Written exercise:
Below is a block of records; repeat all of them exactly.

━━━ Data to use ━━━

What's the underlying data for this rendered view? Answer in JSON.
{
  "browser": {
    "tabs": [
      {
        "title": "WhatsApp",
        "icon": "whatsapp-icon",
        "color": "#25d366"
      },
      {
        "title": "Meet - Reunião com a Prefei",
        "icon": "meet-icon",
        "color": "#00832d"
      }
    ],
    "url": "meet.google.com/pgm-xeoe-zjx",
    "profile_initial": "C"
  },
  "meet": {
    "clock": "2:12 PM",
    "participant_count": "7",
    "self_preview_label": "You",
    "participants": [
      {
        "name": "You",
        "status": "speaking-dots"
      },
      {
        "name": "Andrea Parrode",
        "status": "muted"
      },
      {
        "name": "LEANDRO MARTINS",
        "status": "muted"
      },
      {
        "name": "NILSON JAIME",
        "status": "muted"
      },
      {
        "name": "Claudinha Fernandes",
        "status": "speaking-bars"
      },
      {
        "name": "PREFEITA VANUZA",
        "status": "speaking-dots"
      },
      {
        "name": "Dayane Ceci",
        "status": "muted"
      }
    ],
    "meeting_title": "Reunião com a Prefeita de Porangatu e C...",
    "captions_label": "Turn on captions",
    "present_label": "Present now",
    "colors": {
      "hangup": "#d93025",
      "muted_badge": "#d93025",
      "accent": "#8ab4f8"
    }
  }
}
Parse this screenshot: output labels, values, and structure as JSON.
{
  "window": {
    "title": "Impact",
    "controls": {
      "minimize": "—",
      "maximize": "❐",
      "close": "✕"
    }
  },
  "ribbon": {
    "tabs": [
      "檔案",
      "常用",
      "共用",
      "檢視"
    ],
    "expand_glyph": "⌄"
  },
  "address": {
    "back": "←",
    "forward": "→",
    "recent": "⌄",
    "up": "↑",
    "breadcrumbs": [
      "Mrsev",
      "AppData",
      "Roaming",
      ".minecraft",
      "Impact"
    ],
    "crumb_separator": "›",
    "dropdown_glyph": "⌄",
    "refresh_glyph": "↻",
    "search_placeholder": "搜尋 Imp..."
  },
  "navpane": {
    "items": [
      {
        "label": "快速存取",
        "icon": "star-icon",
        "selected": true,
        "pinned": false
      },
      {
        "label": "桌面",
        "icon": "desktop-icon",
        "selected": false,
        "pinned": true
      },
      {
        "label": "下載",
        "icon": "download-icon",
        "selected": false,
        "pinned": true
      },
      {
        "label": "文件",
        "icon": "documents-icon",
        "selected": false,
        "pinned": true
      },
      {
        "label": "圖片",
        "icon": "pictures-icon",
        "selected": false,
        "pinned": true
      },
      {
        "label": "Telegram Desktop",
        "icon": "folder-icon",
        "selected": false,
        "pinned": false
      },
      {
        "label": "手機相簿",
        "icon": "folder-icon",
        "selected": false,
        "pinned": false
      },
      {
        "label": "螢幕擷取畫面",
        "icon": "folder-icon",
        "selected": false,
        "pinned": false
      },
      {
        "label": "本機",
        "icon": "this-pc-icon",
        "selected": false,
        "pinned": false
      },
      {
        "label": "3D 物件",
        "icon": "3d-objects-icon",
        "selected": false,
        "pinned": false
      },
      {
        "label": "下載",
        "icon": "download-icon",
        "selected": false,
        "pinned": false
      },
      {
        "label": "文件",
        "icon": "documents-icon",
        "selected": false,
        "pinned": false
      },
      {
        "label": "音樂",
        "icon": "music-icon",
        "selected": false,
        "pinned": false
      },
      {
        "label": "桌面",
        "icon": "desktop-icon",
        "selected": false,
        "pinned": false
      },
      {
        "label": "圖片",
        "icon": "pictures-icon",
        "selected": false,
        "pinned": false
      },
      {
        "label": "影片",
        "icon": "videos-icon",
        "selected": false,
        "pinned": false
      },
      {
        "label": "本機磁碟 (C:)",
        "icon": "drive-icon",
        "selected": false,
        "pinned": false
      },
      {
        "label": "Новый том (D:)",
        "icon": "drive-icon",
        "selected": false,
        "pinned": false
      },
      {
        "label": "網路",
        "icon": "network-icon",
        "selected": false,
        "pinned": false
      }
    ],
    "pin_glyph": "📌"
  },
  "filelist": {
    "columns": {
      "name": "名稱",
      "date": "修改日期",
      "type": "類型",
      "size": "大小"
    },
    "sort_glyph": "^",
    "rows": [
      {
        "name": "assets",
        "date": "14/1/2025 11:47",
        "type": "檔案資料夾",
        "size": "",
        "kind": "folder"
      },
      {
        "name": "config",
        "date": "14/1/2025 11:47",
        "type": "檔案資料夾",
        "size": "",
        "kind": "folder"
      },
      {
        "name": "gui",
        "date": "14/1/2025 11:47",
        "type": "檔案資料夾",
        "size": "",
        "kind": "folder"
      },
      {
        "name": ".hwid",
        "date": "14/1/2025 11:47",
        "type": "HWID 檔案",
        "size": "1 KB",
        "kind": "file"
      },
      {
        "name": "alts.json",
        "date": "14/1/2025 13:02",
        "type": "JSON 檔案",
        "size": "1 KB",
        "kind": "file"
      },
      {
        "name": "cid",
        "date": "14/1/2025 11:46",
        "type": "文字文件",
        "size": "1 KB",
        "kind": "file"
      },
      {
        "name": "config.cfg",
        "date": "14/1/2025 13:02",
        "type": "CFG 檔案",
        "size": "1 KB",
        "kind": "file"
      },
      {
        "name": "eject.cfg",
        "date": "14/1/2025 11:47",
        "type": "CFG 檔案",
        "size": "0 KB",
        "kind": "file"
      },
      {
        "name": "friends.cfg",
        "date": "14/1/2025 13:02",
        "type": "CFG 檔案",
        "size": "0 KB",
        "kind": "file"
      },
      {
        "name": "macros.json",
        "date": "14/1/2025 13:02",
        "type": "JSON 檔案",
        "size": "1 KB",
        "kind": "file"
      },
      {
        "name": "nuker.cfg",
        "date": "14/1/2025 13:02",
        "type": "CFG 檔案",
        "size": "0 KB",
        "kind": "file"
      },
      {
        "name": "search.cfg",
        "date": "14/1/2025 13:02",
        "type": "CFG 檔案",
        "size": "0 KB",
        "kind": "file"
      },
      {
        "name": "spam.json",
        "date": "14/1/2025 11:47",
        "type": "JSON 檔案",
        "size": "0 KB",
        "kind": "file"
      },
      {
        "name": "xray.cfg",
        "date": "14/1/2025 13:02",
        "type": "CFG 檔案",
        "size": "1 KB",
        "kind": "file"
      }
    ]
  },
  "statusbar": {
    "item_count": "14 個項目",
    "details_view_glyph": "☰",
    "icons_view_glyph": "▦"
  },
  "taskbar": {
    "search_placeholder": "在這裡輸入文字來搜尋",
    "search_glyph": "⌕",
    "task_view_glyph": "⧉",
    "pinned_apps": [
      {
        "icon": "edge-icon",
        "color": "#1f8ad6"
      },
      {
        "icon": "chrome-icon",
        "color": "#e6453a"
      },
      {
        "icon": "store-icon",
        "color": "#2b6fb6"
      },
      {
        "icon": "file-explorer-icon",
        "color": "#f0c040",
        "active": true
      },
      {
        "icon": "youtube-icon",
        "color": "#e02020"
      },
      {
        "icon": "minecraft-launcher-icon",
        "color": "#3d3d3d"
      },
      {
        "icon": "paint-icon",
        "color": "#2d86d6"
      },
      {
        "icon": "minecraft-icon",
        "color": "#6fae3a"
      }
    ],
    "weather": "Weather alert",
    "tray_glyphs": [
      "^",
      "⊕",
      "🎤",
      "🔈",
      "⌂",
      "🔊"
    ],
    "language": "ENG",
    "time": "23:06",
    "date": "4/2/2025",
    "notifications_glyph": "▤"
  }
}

━━━

Expected answer:
What's the underlying data for this rendered view? Answer in JSON.
{
  "browser": {
    "tabs": [
      {
        "title": "WhatsApp",
        "icon": "whatsapp-icon",
        "color": "#25d366"
      },
      {
        "title": "Meet - Reunião com a Prefei",
        "icon": "meet-icon",
        "color": "#00832d"
      }
    ],
    "url": "meet.google.com/pgm-xeoe-zjx",
    "profile_initial": "C"
  },
  "meet": {
    "clock": "2:12 PM",
    "participant_count": "7",
    "self_preview_label": "You",
    "participants": [
      {
        "name": "You",
        "status": "speaking-dots"
      },
      {
        "name": "Andrea Parrode",
        "status": "muted"
      },
      {
        "name": "LEANDRO MARTINS",
        "status": "muted"
      },
      {
        "name": "NILSON JAIME",
        "status": "muted"
      },
      {
        "name": "Claudinha Fernandes",
        "status": "speaking-bars"
      },
      {
        "name": "PREFEITA VANUZA",
        "status": "speaking-dots"
      },
      {
        "name": "Dayane Ceci",
        "status": "muted"
      }
    ],
    "meeting_title": "Reunião com a Prefeita de Porangatu e C...",
    "captions_label": "Turn on captions",
    "present_label": "Present now",
    "colors": {
      "hangup": "#d93025",
      "muted_badge": "#d93025",
      "accent": "#8ab4f8"
    }
  }
}
Parse this screenshot: output labels, values, and structure as JSON.
{
  "window": {
    "title": "Impact",
    "controls": {
      "minimize": "—",
      "maximize": "❐",
      "close": "✕"
    }
  },
  "ribbon": {
    "tabs": [
      "檔案",
      "常用",
      "共用",
      "檢視"
    ],
    "expand_glyph": "⌄"
  },
  "address": {
    "back": "←",
    "forward": "→",
    "recent": "⌄",
    "up": "↑",
    "breadcrumbs": [
      "Mrsev",
      "AppData",
      "Roaming",
      ".minecraft",
      "Impact"
    ],
    "crumb_separator": "›",
    "dropdown_glyph": "⌄",
    "refresh_glyph": "↻",
    "search_placeholder": "搜尋 Imp..."
  },
  "navpane": {
    "items": [
      {
        "label": "快速存取",
        "icon": "star-icon",
        "selected": true,
        "pinned": false
      },
      {
        "label": "桌面",
        "icon": "desktop-icon",
        "selected": false,
        "pinned": true
      },
      {
        "label": "下載",
        "icon": "download-icon",
        "selected": false,
        "pinned": true
      },
      {
        "label": "文件",
        "icon": "documents-icon",
        "selected": false,
        "pinned": true
      },
      {
        "label": "圖片",
        "icon": "pictures-icon",
        "selected": false,
        "pinned": true
      },
      {
        "label": "Telegram Desktop",
        "icon": "folder-icon",
        "selected": false,
        "pinned": false
      },
      {
        "label": "手機相簿",
        "icon": "folder-icon",
        "selected": false,
        "pinned": false
      },
      {
        "label": "螢幕擷取畫面",
        "icon": "folder-icon",
        "selected": false,
        "pinned": false
      },
      {
        "label": "本機",
        "icon": "this-pc-icon",
        "selected": false,
        "pinned": false
      },
      {
        "label": "3D 物件",
        "icon": "3d-objects-icon",
        "selected": false,
        "pinned": false
      },
      {
        "label": "下載",
        "icon": "download-icon",
        "selected": false,
        "pinned": false
      },
      {
        "label": "文件",
        "icon": "documents-icon",
        "selected": false,
        "pinned": false
      },
      {
        "label": "音樂",
        "icon": "music-icon",
        "selected": false,
        "pinned": false
      },
      {
        "label": "桌面",
        "icon": "desktop-icon",
        "selected": false,
        "pinned": false
      },
      {
        "label": "圖片",
        "icon": "pictures-icon",
        "selected": false,
        "pinned": false
      },
      {
        "label": "影片",
        "icon": "videos-icon",
        "selected": false,
        "pinned": false
      },
      {
        "label": "本機磁碟 (C:)",
        "icon": "drive-icon",
        "selected": false,
        "pinned": false
      },
      {
        "label": "Новый том (D:)",
        "icon": "drive-icon",
        "selected": false,
        "pinned": false
      },
      {
        "label": "網路",
        "icon": "network-icon",
        "selected": false,
        "pinned": false
      }
    ],
    "pin_glyph": "📌"
  },
  "filelist": {
    "columns": {
      "name": "名稱",
      "date": "修改日期",
      "type": "類型",
      "size": "大小"
    },
    "sort_glyph": "^",
    "rows": [
      {
        "name": "assets",
        "date": "14/1/2025 11:47",
        "type": "檔案資料夾",
        "size": "",
        "kind": "folder"
      },
      {
        "name": "config",
        "date": "14/1/2025 11:47",
        "type": "檔案資料夾",
        "size": "",
        "kind": "folder"
      },
      {
        "name": "gui",
        "date": "14/1/2025 11:47",
        "type": "檔案資料夾",
        "size": "",
        "kind": "folder"
      },
      {
        "name": ".hwid",
        "date": "14/1/2025 11:47",
        "type": "HWID 檔案",
        "size": "1 KB",
        "kind": "file"
      },
      {
        "name": "alts.json",
        "date": "14/1/2025 13:02",
        "type": "JSON 檔案",
        "size": "1 KB",
        "kind": "file"
      },
      {
        "name": "cid",
        "date": "14/1/2025 11:46",
        "type": "文字文件",
        "size": "1 KB",
        "kind": "file"
      },
      {
        "name": "config.cfg",
        "date": "14/1/2025 13:02",
        "type": "CFG 檔案",
        "size": "1 KB",
        "kind": "file"
      },
      {
        "name": "eject.cfg",
        "date": "14/1/2025 11:47",
        "type": "CFG 檔案",
        "size": "0 KB",
        "kind": "file"
      },
      {
        "name": "friends.cfg",
        "date": "14/1/2025 13:02",
        "type": "CFG 檔案",
        "size": "0 KB",
        "kind": "file"
      },
      {
        "name": "macros.json",
        "date": "14/1/2025 13:02",
        "type": "JSON 檔案",
        "size": "1 KB",
        "kind": "file"
      },
      {
        "name": "nuker.cfg",
        "date": "14/1/2025 13:02",
        "type": "CFG 檔案",
        "size": "0 KB",
        "kind": "file"
      },
      {
        "name": "search.cfg",
        "date": "14/1/2025 13:02",
        "type": "CFG 檔案",
        "size": "0 KB",
        "kind": "file"
      },
      {
        "name": "spam.json",
        "date": "14/1/2025 11:47",
        "type": "JSON 檔案",
        "size": "0 KB",
        "kind": "file"
      },
      {
        "name": "xray.cfg",
        "date": "14/1/2025 13:02",
        "type": "CFG 檔案",
        "size": "1 KB",
        "kind": "file"
      }
    ]
  },
  "statusbar": {
    "item_count": "14 個項目",
    "details_view_glyph": "☰",
    "icons_view_glyph": "▦"
  },
  "taskbar": {
    "search_placeholder": "在這裡輸入文字來搜尋",
    "search_glyph": "⌕",
    "task_view_glyph": "⧉",
    "pinned_apps": [
      {
        "icon": "edge-icon",
        "color": "#1f8ad6"
      },
      {
        "icon": "chrome-icon",
        "color": "#e6453a"
      },
      {
        "icon": "store-icon",
        "color": "#2b6fb6"
      },
      {
        "icon": "file-explorer-icon",
        "color": "#f0c040",
        "active": true
      },
      {
        "icon": "youtube-icon",
        "color": "#e02020"
      },
      {
        "icon": "minecraft-launcher-icon",
        "color": "#3d3d3d"
      },
      {
        "icon": "paint-icon",
        "color": "#2d86d6"
      },
      {
        "icon": "minecraft-icon",
        "color": "#6fae3a"
      }
    ],
    "weather": "Weather alert",
    "tray_glyphs": [
      "^",
      "⊕",
      "🎤",
      "🔈",
      "⌂",
      "🔊"
    ],
    "language": "ENG",
    "time": "23:06",
    "date": "4/2/2025",
    "notifications_glyph": "▤"
  }
}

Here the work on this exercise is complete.